§ **WHAT YOU HAVE TO DO**
Write the entries below out again exactly; any picture in them stays out.

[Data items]
....

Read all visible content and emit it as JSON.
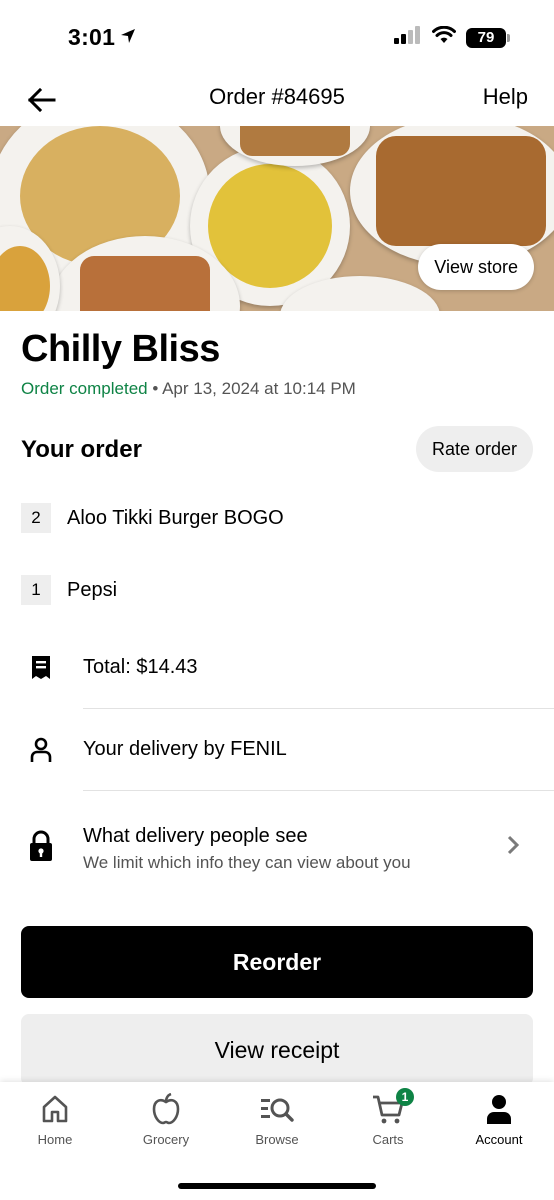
{
  "status_bar": {
    "time": "3:01",
    "battery": "79"
  },
  "nav": {
    "title": "Order #84695",
    "help": "Help"
  },
  "hero": {
    "view_store": "View store"
  },
  "store": {
    "name": "Chilly Bliss",
    "status": "Order completed",
    "separator": " • ",
    "date": "Apr 13, 2024 at 10:14 PM"
  },
  "order": {
    "title": "Your order",
    "rate_label": "Rate order",
    "items": [
      {
        "qty": "2",
        "name": "Aloo Tikki Burger BOGO"
      },
      {
        "qty": "1",
        "name": "Pepsi"
      }
    ]
  },
  "details": {
    "total": "Total: $14.43",
    "delivery": "Your delivery by FENIL",
    "privacy_title": "What delivery people see",
    "privacy_sub": "We limit which info they can view about you"
  },
  "actions": {
    "reorder": "Reorder",
    "receipt": "View receipt"
  },
  "tabs": [
    {
      "label": "Home",
      "icon": "home-icon"
    },
    {
      "label": "Grocery",
      "icon": "apple-icon"
    },
    {
      "label": "Browse",
      "icon": "browse-icon"
    },
    {
      "label": "Carts",
      "icon": "cart-icon",
      "badge": "1"
    },
    {
      "label": "Account",
      "icon": "person-icon",
      "active": true
    }
  ],
  "colors": {
    "accent_green": "#0e8345",
    "primary": "#000000",
    "secondary_bg": "#eeeeee"
  }
}
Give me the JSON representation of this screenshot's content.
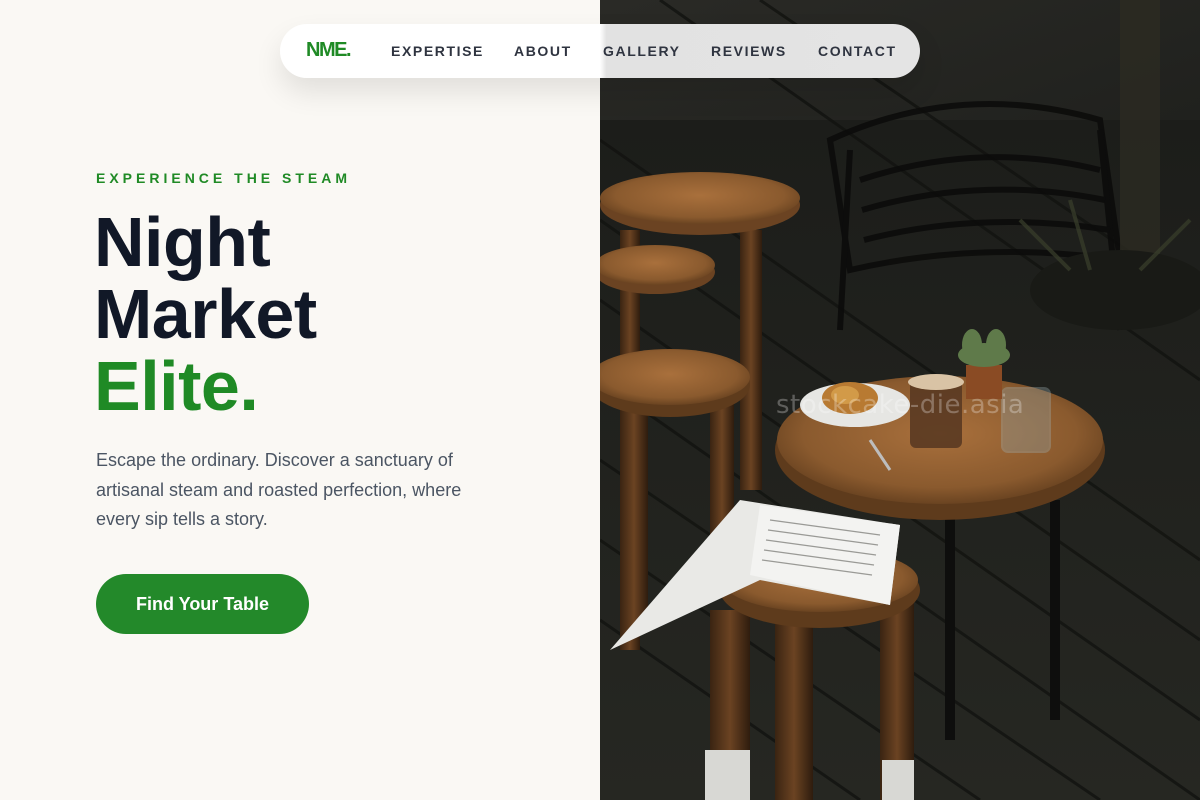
{
  "brand": {
    "logo": "NME."
  },
  "nav": {
    "items": [
      {
        "label": "EXPERTISE"
      },
      {
        "label": "ABOUT"
      },
      {
        "label": "GALLERY"
      },
      {
        "label": "REVIEWS"
      },
      {
        "label": "CONTACT"
      }
    ]
  },
  "hero": {
    "eyebrow": "EXPERIENCE THE STEAM",
    "title_line1": "Night",
    "title_line2": "Market",
    "title_accent": "Elite.",
    "description": "Escape the ordinary. Discover a sanctuary of artisanal steam and roasted perfection, where every sip tells a story.",
    "cta_label": "Find Your Table"
  },
  "photo": {
    "watermark": "stockcake-die.asia"
  },
  "colors": {
    "accent": "#1f8a25",
    "heading": "#111827",
    "body_text": "#4b5563",
    "background": "#faf8f4"
  }
}
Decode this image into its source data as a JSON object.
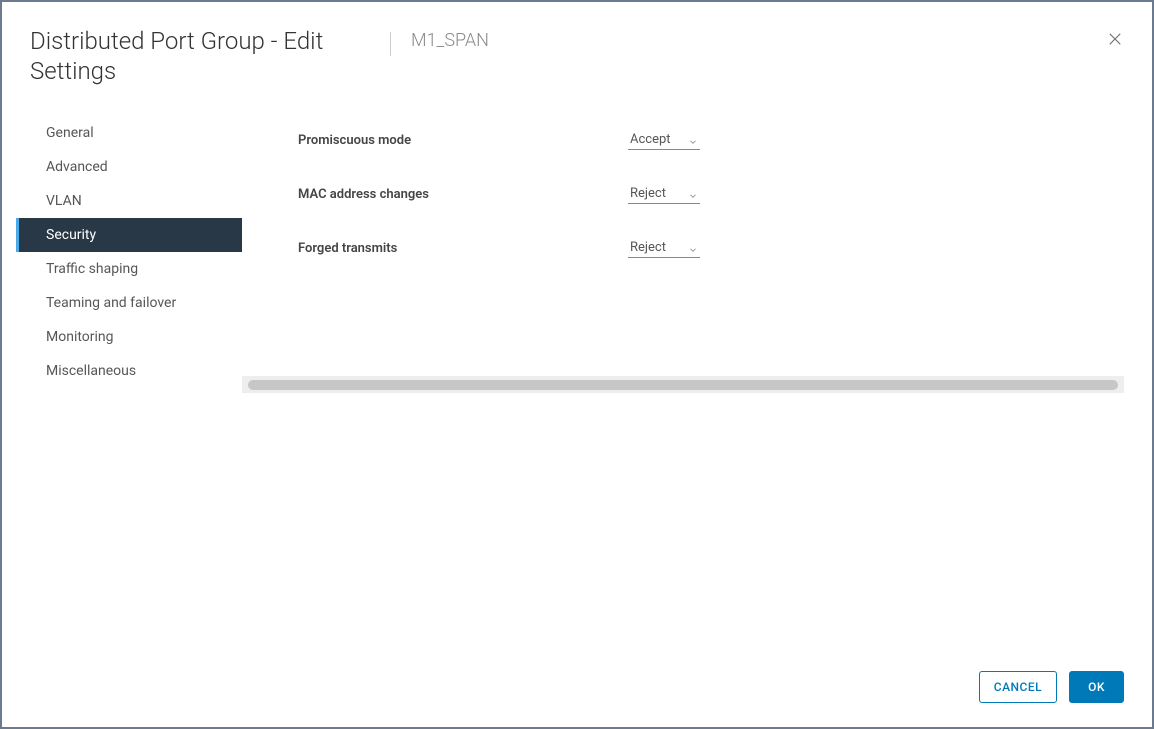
{
  "header": {
    "title": "Distributed Port Group - Edit Settings",
    "subtitle": "M1_SPAN"
  },
  "sidebar": {
    "items": [
      {
        "label": "General",
        "active": false
      },
      {
        "label": "Advanced",
        "active": false
      },
      {
        "label": "VLAN",
        "active": false
      },
      {
        "label": "Security",
        "active": true
      },
      {
        "label": "Traffic shaping",
        "active": false
      },
      {
        "label": "Teaming and failover",
        "active": false
      },
      {
        "label": "Monitoring",
        "active": false
      },
      {
        "label": "Miscellaneous",
        "active": false
      }
    ]
  },
  "form": {
    "promiscuous": {
      "label": "Promiscuous mode",
      "value": "Accept"
    },
    "mac_changes": {
      "label": "MAC address changes",
      "value": "Reject"
    },
    "forged": {
      "label": "Forged transmits",
      "value": "Reject"
    }
  },
  "footer": {
    "cancel": "CANCEL",
    "ok": "OK"
  }
}
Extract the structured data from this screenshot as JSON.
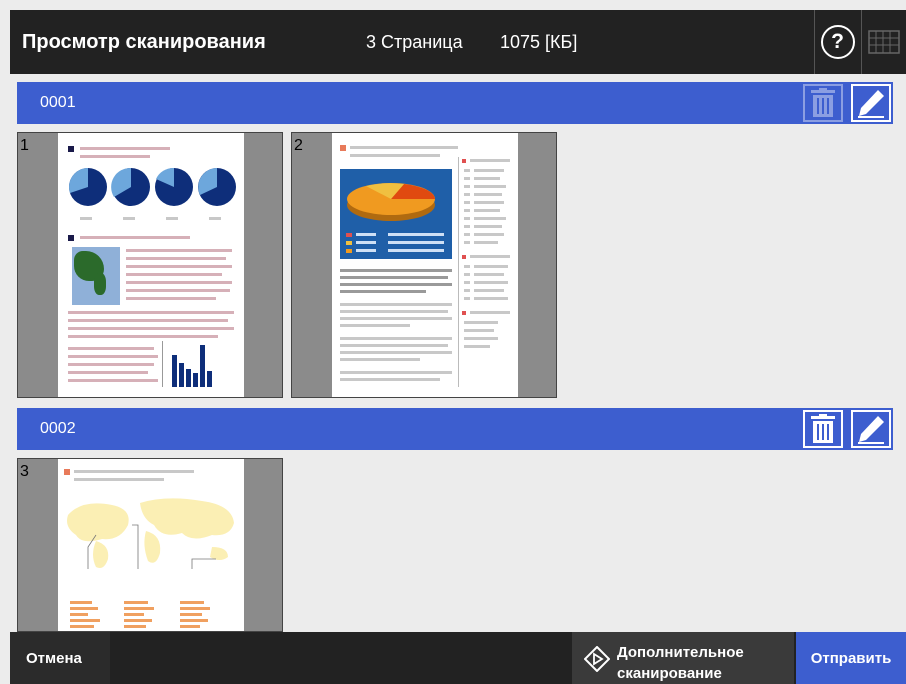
{
  "header": {
    "title": "Просмотр сканирования",
    "page_count": "3 Страница",
    "file_size": "1075 [КБ]",
    "help_icon": "help-icon",
    "keyboard_icon": "keyboard-icon"
  },
  "groups": [
    {
      "name": "0001",
      "pages": [
        {
          "number": "1"
        },
        {
          "number": "2"
        }
      ]
    },
    {
      "name": "0002",
      "pages": [
        {
          "number": "3"
        }
      ]
    }
  ],
  "footer": {
    "cancel_label": "Отмена",
    "extra_scan_label": "Дополнительное сканирование",
    "send_label": "Отправить"
  },
  "colors": {
    "header_bg": "#222222",
    "accent": "#3d5ecf",
    "content_bg": "#ececec"
  }
}
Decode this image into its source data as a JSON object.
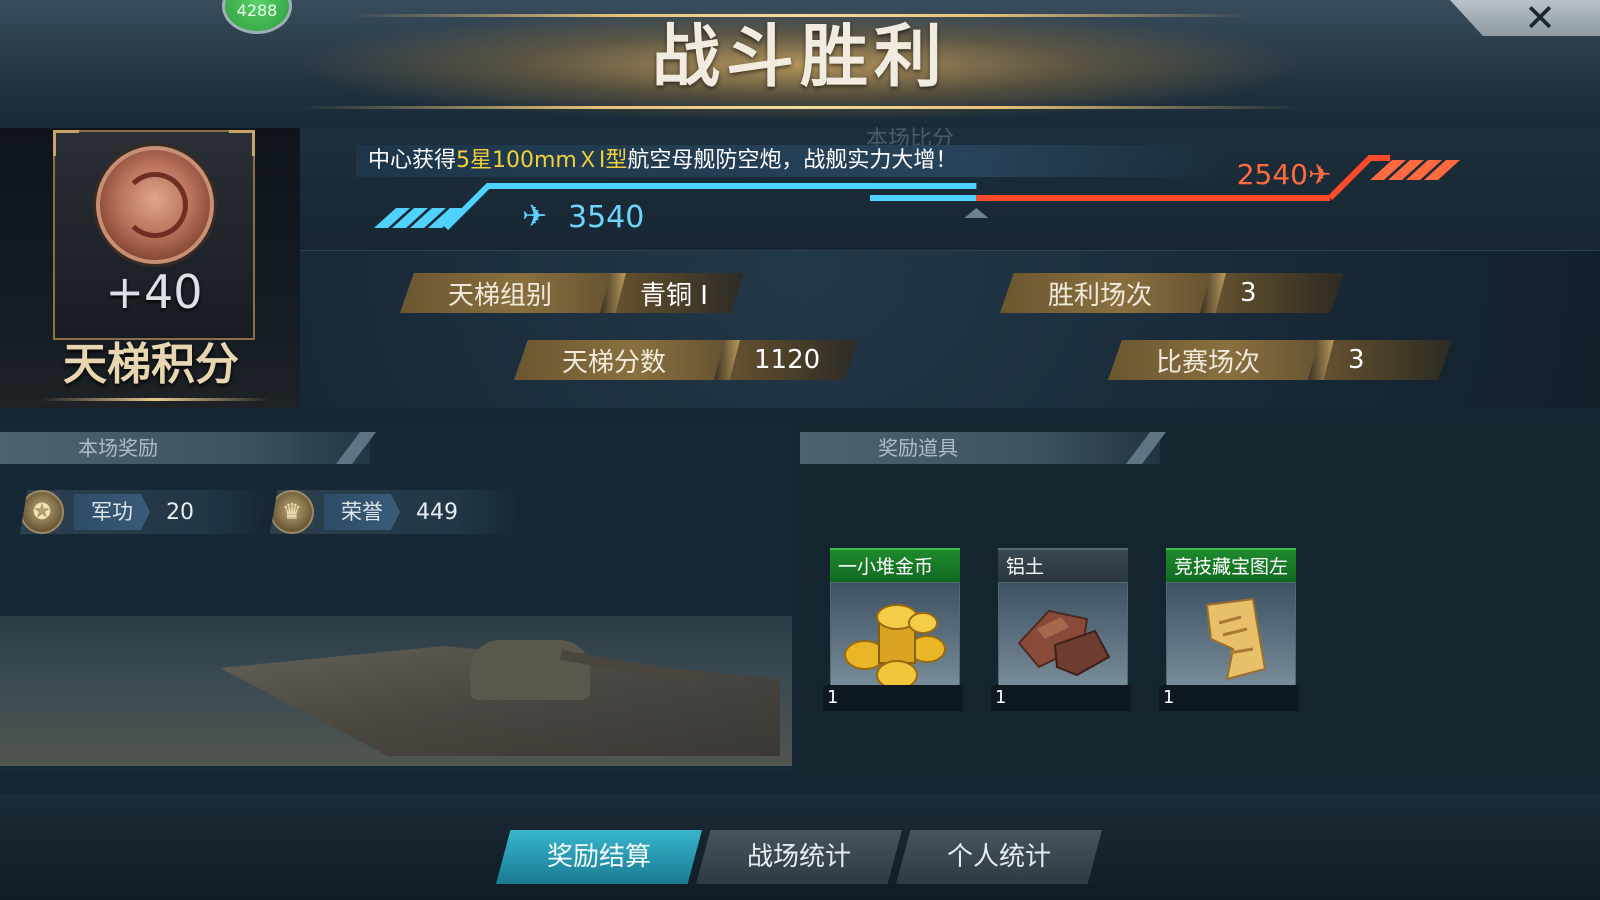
{
  "header": {
    "title": "战斗胜利",
    "badge_text": "4288"
  },
  "emblem": {
    "points_gain": "+40",
    "label": "天梯积分"
  },
  "score": {
    "ghost_label": "本场比分",
    "notice_prefix": "中心获得",
    "notice_highlight": "5星100mmＸⅠ型",
    "notice_suffix": "航空母舰防空炮，战舰实力大增！",
    "blue_score": "3540",
    "red_score": "2540",
    "blue_ratio": 0.58
  },
  "stats": {
    "ladder_group_label": "天梯组别",
    "ladder_group_value": "青铜 I",
    "ladder_score_label": "天梯分数",
    "ladder_score_value": "1120",
    "wins_label": "胜利场次",
    "wins_value": "3",
    "matches_label": "比赛场次",
    "matches_value": "3"
  },
  "rewards": {
    "section_title": "本场奖励",
    "merit_label": "军功",
    "merit_value": "20",
    "honor_label": "荣誉",
    "honor_value": "449"
  },
  "items": {
    "section_title": "奖励道具",
    "list": [
      {
        "name": "一小堆金币",
        "qty": "1",
        "icon": "gold-coins-icon"
      },
      {
        "name": "铝土",
        "qty": "1",
        "icon": "bauxite-ore-icon"
      },
      {
        "name": "竞技藏宝图左",
        "qty": "1",
        "icon": "treasure-map-icon"
      }
    ]
  },
  "tabs": {
    "reward_settlement": "奖励结算",
    "battle_stats": "战场统计",
    "personal_stats": "个人统计"
  },
  "colors": {
    "blue_team": "#4fd2ff",
    "red_team": "#ff4a2a",
    "active_tab": "#2aa0b8",
    "gold": "#e8c276"
  }
}
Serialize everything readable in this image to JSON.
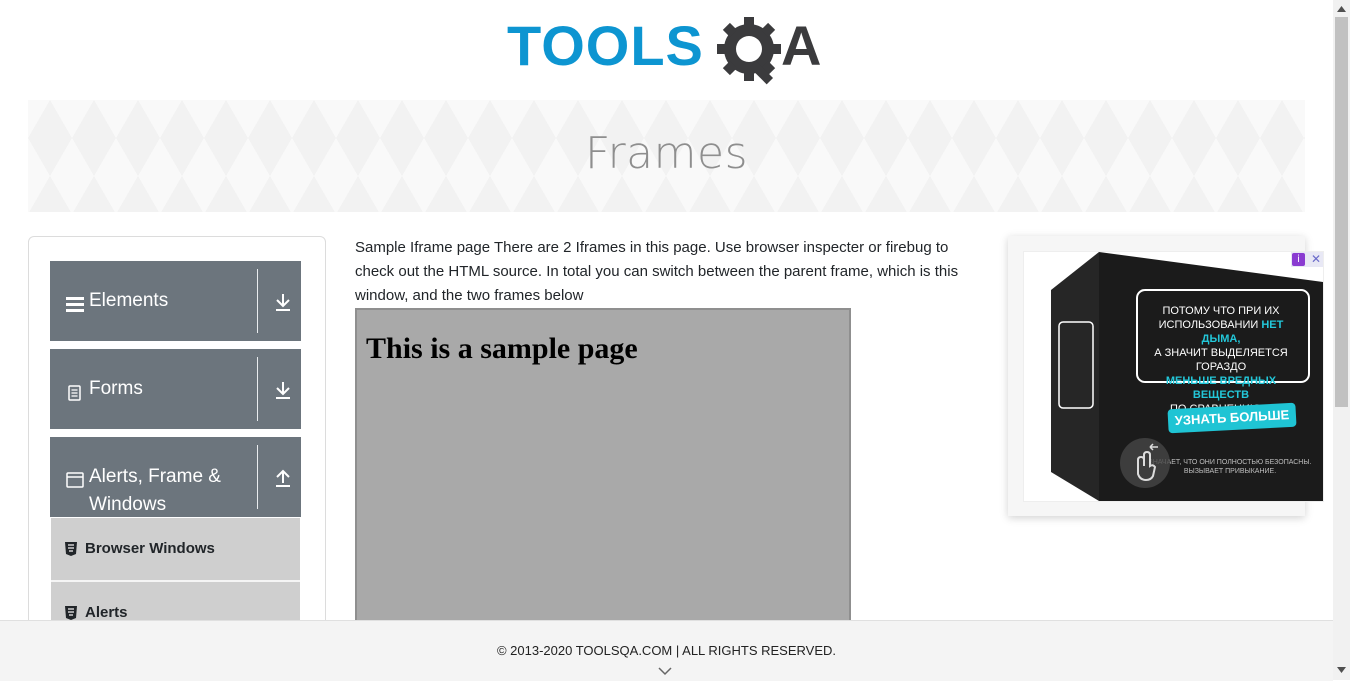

....

§ **TASK OUTPUT**
Read all visible content and emit it as JSON.
{
  "status_bar": {
    "time": "3:01",
    "battery": "79"
  },
  "nav": {
    "title": "Order #84695",
    "help": "Help"
  },
  "hero": {
    "view_store": "View store"
  },
  "store": {
    "name": "Chilly Bliss",
    "status": "Order completed",
    "separator": " • ",
    "date": "Apr 13, 2024 at 10:14 PM"
  },
  "order": {
    "title": "Your order",
    "rate_label": "Rate order",
    "items": [
      {
        "qty": "2",
        "name": "Aloo Tikki Burger BOGO"
      },
      {
        "qty": "1",
        "name": "Pepsi"
      }
    ]
  },
  "details": {
    "total": "Total: $14.43",
    "delivery": "Your delivery by FENIL",
    "privacy_title": "What delivery people see",
    "privacy_sub": "We limit which info they can view about you"
  },
  "actions": {
    "reorder": "Reorder",
    "receipt": "View receipt"
  },
  "tabs": [
    {
      "label": "Home",
      "icon": "home-icon"
    },
    {
      "label": "Grocery",
      "icon": "apple-icon"
    },
    {
      "label": "Browse",
      "icon": "browse-icon"
    },
    {
      "label": "Carts",
      "icon": "cart-icon",
      "badge": "1"
    },
    {
      "label": "Account",
      "icon": "person-icon",
      "active": true
    }
  ],
  "colors": {
    "accent_green": "#0e8345",
    "primary": "#000000",
    "secondary_bg": "#eeeeee"
  }
}
Give me the JSON representation of this screenshot's content.
{
  "brand": {
    "logo": "NME."
  },
  "nav": {
    "items": [
      {
        "label": "EXPERTISE"
      },
      {
        "label": "ABOUT"
      },
      {
        "label": "GALLERY"
      },
      {
        "label": "REVIEWS"
      },
      {
        "label": "CONTACT"
      }
    ]
  },
  "hero": {
    "eyebrow": "EXPERIENCE THE STEAM",
    "title_line1": "Night",
    "title_line2": "Market",
    "title_accent": "Elite.",
    "description": "Escape the ordinary. Discover a sanctuary of artisanal steam and roasted perfection, where every sip tells a story.",
    "cta_label": "Find Your Table"
  },
  "photo": {
    "watermark": "stockcake-die.asia"
  },
  "colors": {
    "accent": "#1f8a25",
    "heading": "#111827",
    "body_text": "#4b5563",
    "background": "#faf8f4"
  }
}
Decode this image into its source data as a JSON object.
{
  "header": {
    "title": "Distributed Port Group - Edit Settings",
    "subtitle": "M1_SPAN"
  },
  "sidebar": {
    "items": [
      {
        "label": "General",
        "active": false
      },
      {
        "label": "Advanced",
        "active": false
      },
      {
        "label": "VLAN",
        "active": false
      },
      {
        "label": "Security",
        "active": true
      },
      {
        "label": "Traffic shaping",
        "active": false
      },
      {
        "label": "Teaming and failover",
        "active": false
      },
      {
        "label": "Monitoring",
        "active": false
      },
      {
        "label": "Miscellaneous",
        "active": false
      }
    ]
  },
  "form": {
    "promiscuous": {
      "label": "Promiscuous mode",
      "value": "Accept"
    },
    "mac_changes": {
      "label": "MAC address changes",
      "value": "Reject"
    },
    "forged": {
      "label": "Forged transmits",
      "value": "Reject"
    }
  },
  "footer": {
    "cancel": "CANCEL",
    "ok": "OK"
  }
}
Extract the structured data from this screenshot as JSON.
{
  "header": {
    "title": "Просмотр сканирования",
    "page_count": "3 Страница",
    "file_size": "1075 [КБ]",
    "help_icon": "help-icon",
    "keyboard_icon": "keyboard-icon"
  },
  "groups": [
    {
      "name": "0001",
      "pages": [
        {
          "number": "1"
        },
        {
          "number": "2"
        }
      ]
    },
    {
      "name": "0002",
      "pages": [
        {
          "number": "3"
        }
      ]
    }
  ],
  "footer": {
    "cancel_label": "Отмена",
    "extra_scan_label": "Дополнительное сканирование",
    "send_label": "Отправить"
  },
  "colors": {
    "header_bg": "#222222",
    "accent": "#3d5ecf",
    "content_bg": "#ececec"
  }
}
Decode this image into its source data as a JSON object.
{
  "header": {
    "title": "战斗胜利",
    "badge_text": "4288"
  },
  "emblem": {
    "points_gain": "+40",
    "label": "天梯积分"
  },
  "score": {
    "ghost_label": "本场比分",
    "notice_prefix": "中心获得",
    "notice_highlight": "5星100mmＸⅠ型",
    "notice_suffix": "航空母舰防空炮，战舰实力大增！",
    "blue_score": "3540",
    "red_score": "2540",
    "blue_ratio": 0.58
  },
  "stats": {
    "ladder_group_label": "天梯组别",
    "ladder_group_value": "青铜 I",
    "ladder_score_label": "天梯分数",
    "ladder_score_value": "1120",
    "wins_label": "胜利场次",
    "wins_value": "3",
    "matches_label": "比赛场次",
    "matches_value": "3"
  },
  "rewards": {
    "section_title": "本场奖励",
    "merit_label": "军功",
    "merit_value": "20",
    "honor_label": "荣誉",
    "honor_value": "449"
  },
  "items": {
    "section_title": "奖励道具",
    "list": [
      {
        "name": "一小堆金币",
        "qty": "1",
        "icon": "gold-coins-icon"
      },
      {
        "name": "铝土",
        "qty": "1",
        "icon": "bauxite-ore-icon"
      },
      {
        "name": "竞技藏宝图左",
        "qty": "1",
        "icon": "treasure-map-icon"
      }
    ]
  },
  "tabs": {
    "reward_settlement": "奖励结算",
    "battle_stats": "战场统计",
    "personal_stats": "个人统计"
  },
  "colors": {
    "blue_team": "#4fd2ff",
    "red_team": "#ff4a2a",
    "active_tab": "#2aa0b8",
    "gold": "#e8c276"
  }
}
Serialize everything readable in this image to JSON.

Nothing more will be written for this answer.